Chart and figure data
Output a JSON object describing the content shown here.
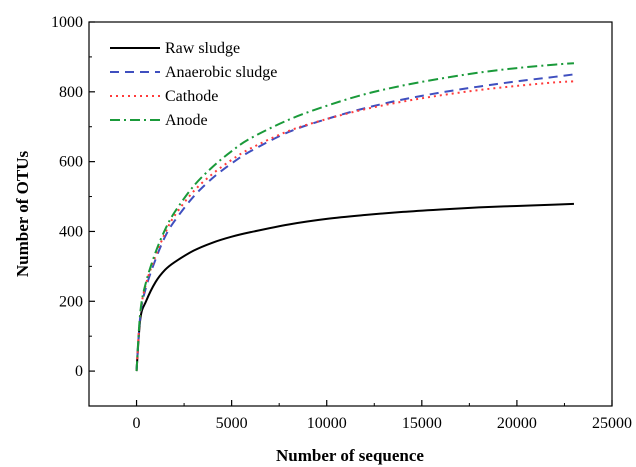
{
  "chart_data": {
    "type": "line",
    "title": "",
    "xlabel": "Number of sequence",
    "ylabel": "Number of OTUs",
    "xlim": [
      -2500,
      25000
    ],
    "ylim": [
      -100,
      1000
    ],
    "xticks": [
      0,
      5000,
      10000,
      15000,
      20000,
      25000
    ],
    "yticks": [
      0,
      200,
      400,
      600,
      800,
      1000
    ],
    "xtick_labels": [
      "0",
      "5000",
      "10000",
      "15000",
      "20000",
      "25000"
    ],
    "ytick_labels": [
      "0",
      "200",
      "400",
      "600",
      "800",
      "1000"
    ],
    "grid": false,
    "legend_position": "top-left",
    "x": [
      0,
      200,
      500,
      1000,
      1500,
      2000,
      3000,
      4000,
      5000,
      6000,
      8000,
      10000,
      12000,
      14000,
      16000,
      18000,
      20000,
      22000,
      23000
    ],
    "series": [
      {
        "name": "Raw sludge",
        "color": "#000000",
        "dash": "solid",
        "values": [
          0,
          150,
          200,
          255,
          290,
          312,
          345,
          368,
          385,
          398,
          420,
          436,
          447,
          456,
          463,
          469,
          473,
          477,
          479
        ]
      },
      {
        "name": "Anaerobic sludge",
        "color": "#3f4fbf",
        "dash": "dash",
        "values": [
          0,
          160,
          240,
          320,
          385,
          430,
          500,
          553,
          595,
          630,
          685,
          722,
          753,
          778,
          798,
          815,
          830,
          843,
          850
        ]
      },
      {
        "name": "Cathode",
        "color": "#ff3b3b",
        "dash": "dot",
        "values": [
          0,
          165,
          250,
          330,
          395,
          445,
          515,
          565,
          605,
          638,
          688,
          722,
          750,
          772,
          790,
          805,
          817,
          827,
          830
        ]
      },
      {
        "name": "Anode",
        "color": "#1a9a3a",
        "dash": "dashdot",
        "values": [
          0,
          170,
          255,
          340,
          405,
          455,
          530,
          585,
          630,
          667,
          720,
          760,
          793,
          818,
          838,
          855,
          868,
          878,
          882
        ]
      }
    ]
  }
}
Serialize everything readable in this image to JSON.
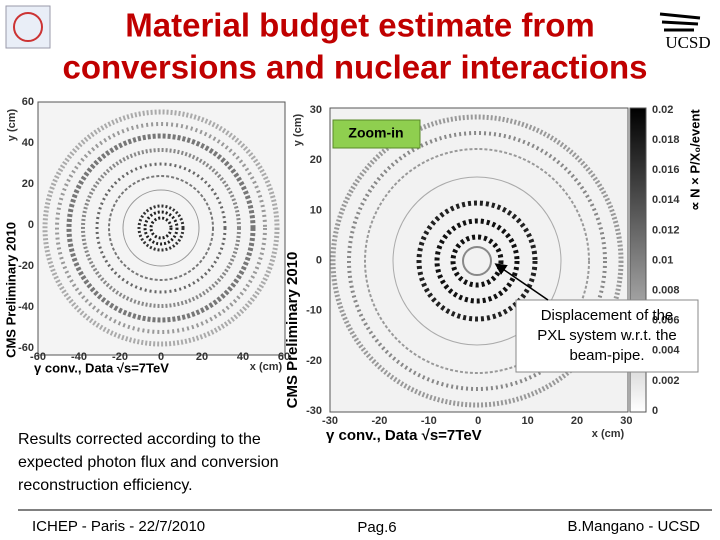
{
  "header": {
    "title_lines": [
      "Material budget estimate from",
      "conversions and nuclear interactions"
    ],
    "logo": "UCSD"
  },
  "left_plot": {
    "y_label": "y (cm)",
    "x_label": "x (cm)",
    "side_label": "CMS Preliminary 2010",
    "caption": "γ conv., Data √s=7TeV",
    "yticks": [
      "60",
      "40",
      "20",
      "0",
      "-20",
      "-40",
      "-60"
    ],
    "xticks": [
      "-60",
      "-40",
      "-20",
      "0",
      "20",
      "40",
      "60"
    ]
  },
  "right_plot": {
    "y_label": "y (cm)",
    "x_label": "x (cm)",
    "side_label": "CMS Preliminary 2010",
    "caption": "γ conv., Data √s=7TeV",
    "yticks": [
      "30",
      "20",
      "10",
      "0",
      "-10",
      "-20",
      "-30"
    ],
    "xticks": [
      "-30",
      "-20",
      "-10",
      "0",
      "10",
      "20",
      "30"
    ],
    "colorbar_ticks": [
      "0.02",
      "0.018",
      "0.016",
      "0.014",
      "0.012",
      "0.01",
      "0.008",
      "0.006",
      "0.004",
      "0.002",
      "0"
    ],
    "colorbar_label": "∝ N × P/X₀/event",
    "zoom_label": "Zoom-in",
    "annotation_lines": [
      "Displacement of the",
      "PXL system w.r.t. the",
      "beam-pipe."
    ]
  },
  "body": {
    "lines": [
      "Results corrected according to the",
      "expected photon flux and conversion",
      "reconstruction efficiency."
    ]
  },
  "footer": {
    "left": "ICHEP - Paris - 22/7/2010",
    "center": "Pag.6",
    "right": "B.Mangano - UCSD"
  }
}
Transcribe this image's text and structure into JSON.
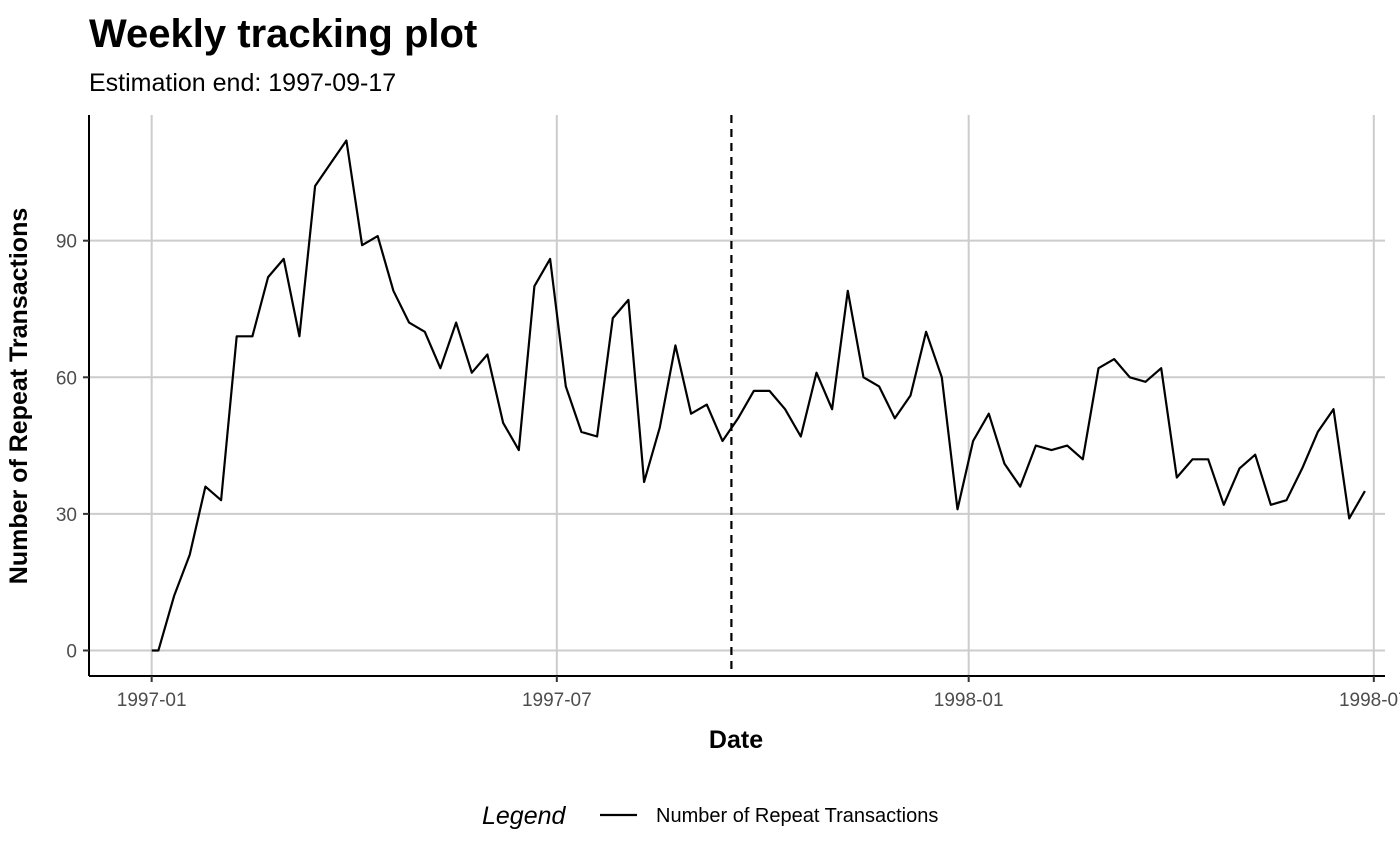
{
  "chart_data": {
    "type": "line",
    "title": "Weekly tracking plot",
    "subtitle": "Estimation end: 1997-09-17",
    "xlabel": "Date",
    "ylabel": "Number of Repeat Transactions",
    "x_ticks": [
      "1997-01",
      "1997-07",
      "1998-01",
      "1998-07"
    ],
    "y_ticks": [
      0,
      30,
      60,
      90
    ],
    "xlim": [
      "1996-12-04",
      "1998-07-06"
    ],
    "ylim": [
      -5.6,
      117.6
    ],
    "grid": true,
    "legend": {
      "title": "Legend",
      "position": "bottom",
      "entries": [
        "Number of Repeat Transactions"
      ]
    },
    "vline": {
      "x": "1997-09-17",
      "style": "dashed"
    },
    "series": [
      {
        "name": "Number of Repeat Transactions",
        "color": "#000000",
        "x": [
          "1997-01-01",
          "1997-01-04",
          "1997-01-11",
          "1997-01-18",
          "1997-01-25",
          "1997-02-01",
          "1997-02-08",
          "1997-02-15",
          "1997-02-22",
          "1997-03-01",
          "1997-03-08",
          "1997-03-15",
          "1997-03-22",
          "1997-03-29",
          "1997-04-05",
          "1997-04-12",
          "1997-04-19",
          "1997-04-26",
          "1997-05-03",
          "1997-05-10",
          "1997-05-17",
          "1997-05-24",
          "1997-05-31",
          "1997-06-07",
          "1997-06-14",
          "1997-06-21",
          "1997-06-28",
          "1997-07-05",
          "1997-07-12",
          "1997-07-19",
          "1997-07-26",
          "1997-08-02",
          "1997-08-09",
          "1997-08-16",
          "1997-08-23",
          "1997-08-30",
          "1997-09-06",
          "1997-09-13",
          "1997-09-20",
          "1997-09-27",
          "1997-10-04",
          "1997-10-11",
          "1997-10-18",
          "1997-10-25",
          "1997-11-01",
          "1997-11-08",
          "1997-11-15",
          "1997-11-22",
          "1997-11-29",
          "1997-12-06",
          "1997-12-13",
          "1997-12-20",
          "1997-12-27",
          "1998-01-03",
          "1998-01-10",
          "1998-01-17",
          "1998-01-24",
          "1998-01-31",
          "1998-02-07",
          "1998-02-14",
          "1998-02-21",
          "1998-02-28",
          "1998-03-07",
          "1998-03-14",
          "1998-03-21",
          "1998-03-28",
          "1998-04-04",
          "1998-04-11",
          "1998-04-18",
          "1998-04-25",
          "1998-05-02",
          "1998-05-09",
          "1998-05-16",
          "1998-05-23",
          "1998-05-30",
          "1998-06-06",
          "1998-06-13",
          "1998-06-20",
          "1998-06-27"
        ],
        "values": [
          0,
          0,
          12,
          21,
          36,
          33,
          69,
          69,
          82,
          86,
          69,
          102,
          107,
          112,
          89,
          91,
          79,
          72,
          70,
          62,
          72,
          61,
          65,
          50,
          44,
          80,
          86,
          58,
          48,
          47,
          73,
          77,
          37,
          49,
          67,
          52,
          54,
          46,
          51,
          57,
          57,
          53,
          47,
          61,
          53,
          79,
          60,
          58,
          51,
          56,
          70,
          60,
          31,
          46,
          52,
          41,
          36,
          45,
          44,
          45,
          42,
          62,
          64,
          60,
          59,
          62,
          38,
          42,
          42,
          32,
          40,
          43,
          32,
          33,
          40,
          48,
          53,
          29,
          35
        ]
      }
    ]
  }
}
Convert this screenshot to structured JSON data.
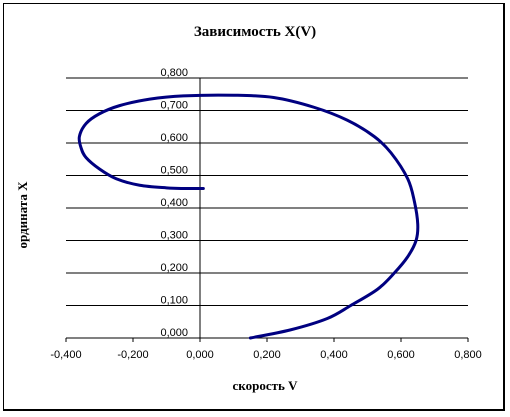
{
  "chart_data": {
    "type": "line",
    "title": "Зависимость X(V)",
    "xlabel": "скорость V",
    "ylabel": "ордината X",
    "xlim": [
      -0.4,
      0.8
    ],
    "ylim": [
      0.0,
      0.8
    ],
    "x_ticks": [
      "-0,400",
      "-0,200",
      "0,000",
      "0,200",
      "0,400",
      "0,600",
      "0,800"
    ],
    "y_ticks": [
      "0,000",
      "0,100",
      "0,200",
      "0,300",
      "0,400",
      "0,500",
      "0,600",
      "0,700",
      "0,800"
    ],
    "grid": {
      "horizontal": true,
      "vertical": false
    },
    "legend": "none",
    "line_color": "#000080",
    "series": [
      {
        "points": [
          [
            0.15,
            0.0
          ],
          [
            0.27,
            0.025
          ],
          [
            0.38,
            0.06
          ],
          [
            0.45,
            0.1
          ],
          [
            0.53,
            0.15
          ],
          [
            0.58,
            0.2
          ],
          [
            0.62,
            0.25
          ],
          [
            0.645,
            0.3
          ],
          [
            0.65,
            0.35
          ],
          [
            0.64,
            0.42
          ],
          [
            0.62,
            0.49
          ],
          [
            0.57,
            0.57
          ],
          [
            0.52,
            0.62
          ],
          [
            0.44,
            0.67
          ],
          [
            0.34,
            0.71
          ],
          [
            0.22,
            0.74
          ],
          [
            0.1,
            0.747
          ],
          [
            -0.05,
            0.745
          ],
          [
            -0.15,
            0.735
          ],
          [
            -0.24,
            0.715
          ],
          [
            -0.3,
            0.69
          ],
          [
            -0.34,
            0.66
          ],
          [
            -0.36,
            0.62
          ],
          [
            -0.355,
            0.585
          ],
          [
            -0.34,
            0.555
          ],
          [
            -0.3,
            0.52
          ],
          [
            -0.25,
            0.49
          ],
          [
            -0.18,
            0.47
          ],
          [
            -0.1,
            0.462
          ],
          [
            -0.05,
            0.46
          ],
          [
            0.01,
            0.46
          ]
        ]
      }
    ]
  }
}
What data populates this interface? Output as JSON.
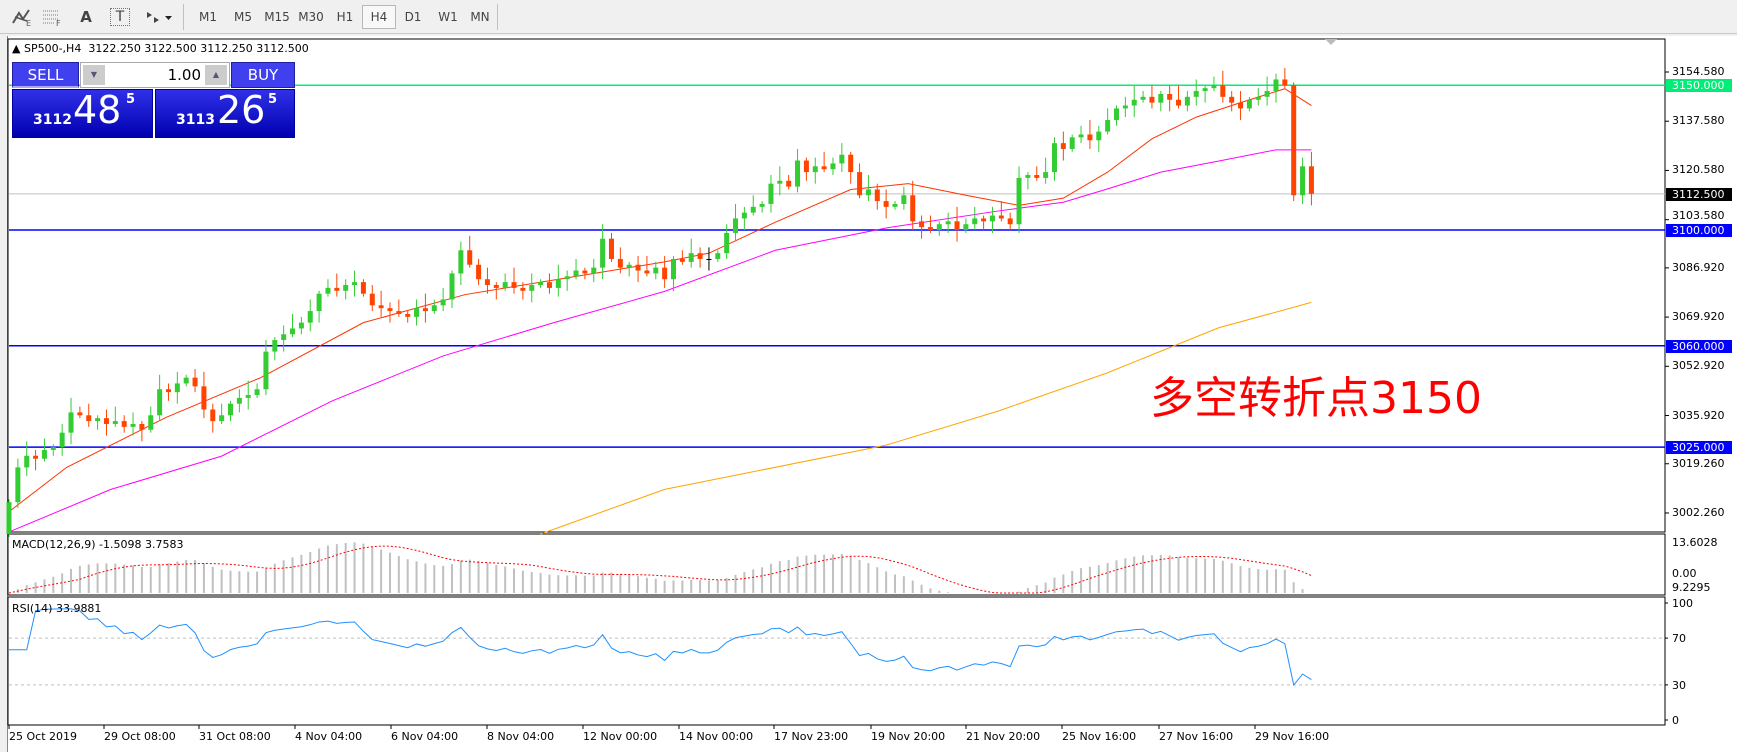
{
  "toolbar": {
    "tools": [
      {
        "icon": "elliott-wave-icon"
      },
      {
        "icon": "fibonacci-icon"
      },
      {
        "icon": "text-icon",
        "label": "A"
      },
      {
        "icon": "text-label-icon",
        "label": "T"
      },
      {
        "icon": "arrows-dropdown-icon"
      }
    ],
    "timeframes": [
      "M1",
      "M5",
      "M15",
      "M30",
      "H1",
      "H4",
      "D1",
      "W1",
      "MN"
    ],
    "active": "H4"
  },
  "header": {
    "symbol": "SP500-,H4",
    "ohlc": "3122.250 3122.500 3112.250 3112.500"
  },
  "trade": {
    "sell": "SELL",
    "buy": "BUY",
    "lot": "1.00",
    "bid_big": "3112",
    "bid_pips": "48",
    "bid_sup": "5",
    "ask_big": "3113",
    "ask_pips": "26",
    "ask_sup": "5"
  },
  "price_axis": {
    "ticks": [
      "3154.580",
      "3137.580",
      "3120.580",
      "3103.580",
      "3086.920",
      "3069.920",
      "3052.920",
      "3035.920",
      "3019.260",
      "3002.260"
    ],
    "levels": [
      {
        "value": 3150,
        "label": "3150.000",
        "color": "#00ee77"
      },
      {
        "value": 3100,
        "label": "3100.000",
        "color": "#0000ff"
      },
      {
        "value": 3060,
        "label": "3060.000",
        "color": "#0000ff"
      },
      {
        "value": 3025,
        "label": "3025.000",
        "color": "#0000ff"
      }
    ],
    "current": {
      "value": 3112.5,
      "label": "3112.500"
    }
  },
  "annotation": "多空转折点3150",
  "macd": {
    "label": "MACD(12,26,9) -1.5098 3.7583",
    "axis_top": "13.6028",
    "axis_zero": "0.00",
    "axis_bottom": "9.2295"
  },
  "rsi": {
    "label": "RSI(14) 33.9881",
    "axis": [
      "100",
      "70",
      "30",
      "0"
    ],
    "levels": [
      70,
      30
    ]
  },
  "time_axis": [
    "25 Oct 2019",
    "29 Oct 08:00",
    "31 Oct 08:00",
    "4 Nov 04:00",
    "6 Nov 04:00",
    "8 Nov 04:00",
    "12 Nov 00:00",
    "14 Nov 00:00",
    "17 Nov 23:00",
    "19 Nov 20:00",
    "21 Nov 20:00",
    "25 Nov 16:00",
    "27 Nov 16:00",
    "29 Nov 16:00"
  ],
  "chart_data": {
    "type": "candlestick",
    "symbol": "SP500-",
    "timeframe": "H4",
    "ylim": [
      2995,
      3160
    ],
    "colors": {
      "up": "#33cc33",
      "down": "#ff4400"
    },
    "close": [
      3006,
      3018,
      3022,
      3021,
      3024,
      3025,
      3030,
      3037,
      3036,
      3034,
      3035,
      3033,
      3034,
      3032,
      3033,
      3031,
      3036,
      3045,
      3044,
      3047,
      3049,
      3046,
      3038,
      3034,
      3036,
      3040,
      3042,
      3043,
      3045,
      3058,
      3062,
      3064,
      3066,
      3068,
      3072,
      3078,
      3080,
      3079,
      3081,
      3082,
      3078,
      3074,
      3073,
      3072,
      3071,
      3070,
      3073,
      3072,
      3074,
      3076,
      3085,
      3093,
      3088,
      3083,
      3081,
      3080,
      3082,
      3080,
      3079,
      3081,
      3082,
      3080,
      3083,
      3084,
      3086,
      3085,
      3087,
      3097,
      3090,
      3087,
      3088,
      3086,
      3085,
      3087,
      3083,
      3090,
      3089,
      3092,
      3090,
      3090,
      3092,
      3099,
      3104,
      3106,
      3108,
      3109,
      3116,
      3117,
      3115,
      3124,
      3120,
      3122,
      3121,
      3123,
      3126,
      3120,
      3112,
      3114,
      3110,
      3108,
      3109,
      3112,
      3103,
      3101,
      3100,
      3102,
      3103,
      3100,
      3102,
      3104,
      3103,
      3105,
      3104,
      3102,
      3118,
      3119,
      3118,
      3120,
      3130,
      3128,
      3132,
      3133,
      3131,
      3134,
      3138,
      3142,
      3143,
      3145,
      3146,
      3144,
      3147,
      3145,
      3143,
      3146,
      3148,
      3149,
      3150,
      3146,
      3144,
      3142,
      3145,
      3146,
      3148,
      3152,
      3150,
      3112,
      3122,
      3112.5
    ],
    "ma_lines": [
      {
        "color": "#ff3300",
        "points": [
          [
            0,
            3002.7
          ],
          [
            6.5,
            3018
          ],
          [
            17.75,
            3035.3
          ],
          [
            28.4,
            3049
          ],
          [
            40,
            3068
          ],
          [
            51.5,
            3077.7
          ],
          [
            64,
            3084
          ],
          [
            74,
            3089
          ],
          [
            79,
            3092
          ],
          [
            86.5,
            3102.7
          ],
          [
            95,
            3114
          ],
          [
            101.5,
            3116
          ],
          [
            108,
            3112
          ],
          [
            114,
            3108.5
          ],
          [
            119,
            3111
          ],
          [
            124,
            3120
          ],
          [
            129,
            3131.5
          ],
          [
            134,
            3139
          ],
          [
            139,
            3144
          ],
          [
            144,
            3148.8
          ],
          [
            147,
            3143
          ]
        ]
      },
      {
        "color": "#ff00ff",
        "points": [
          [
            0,
            2995.7
          ],
          [
            11.5,
            3010.4
          ],
          [
            24,
            3021.9
          ],
          [
            36.5,
            3041
          ],
          [
            49,
            3056.5
          ],
          [
            61.5,
            3068
          ],
          [
            74,
            3078.8
          ],
          [
            86.5,
            3093
          ],
          [
            99,
            3100.7
          ],
          [
            111.5,
            3106.5
          ],
          [
            119,
            3109.6
          ],
          [
            124,
            3114.2
          ],
          [
            130,
            3120
          ],
          [
            136.5,
            3123.8
          ],
          [
            143,
            3127.7
          ],
          [
            147,
            3127.7
          ]
        ]
      },
      {
        "color": "#ffa500",
        "points": [
          [
            60,
            2995
          ],
          [
            74,
            3010.4
          ],
          [
            99,
            3025.7
          ],
          [
            111.5,
            3037.3
          ],
          [
            124,
            3050.7
          ],
          [
            136.5,
            3066.2
          ],
          [
            147,
            3075
          ]
        ]
      }
    ]
  }
}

## TASK PROMPT:
Of the lines above, copy each that contains "Number".

## EXPECTED ANSWER:
    "xlabel": "Number of sequence",
    "ylabel": "Number of OTUs",
    "ylabel": "Number of Repeat Transactions",
        "Number of Repeat Transactions"
        "name": "Number of Repeat Transactions",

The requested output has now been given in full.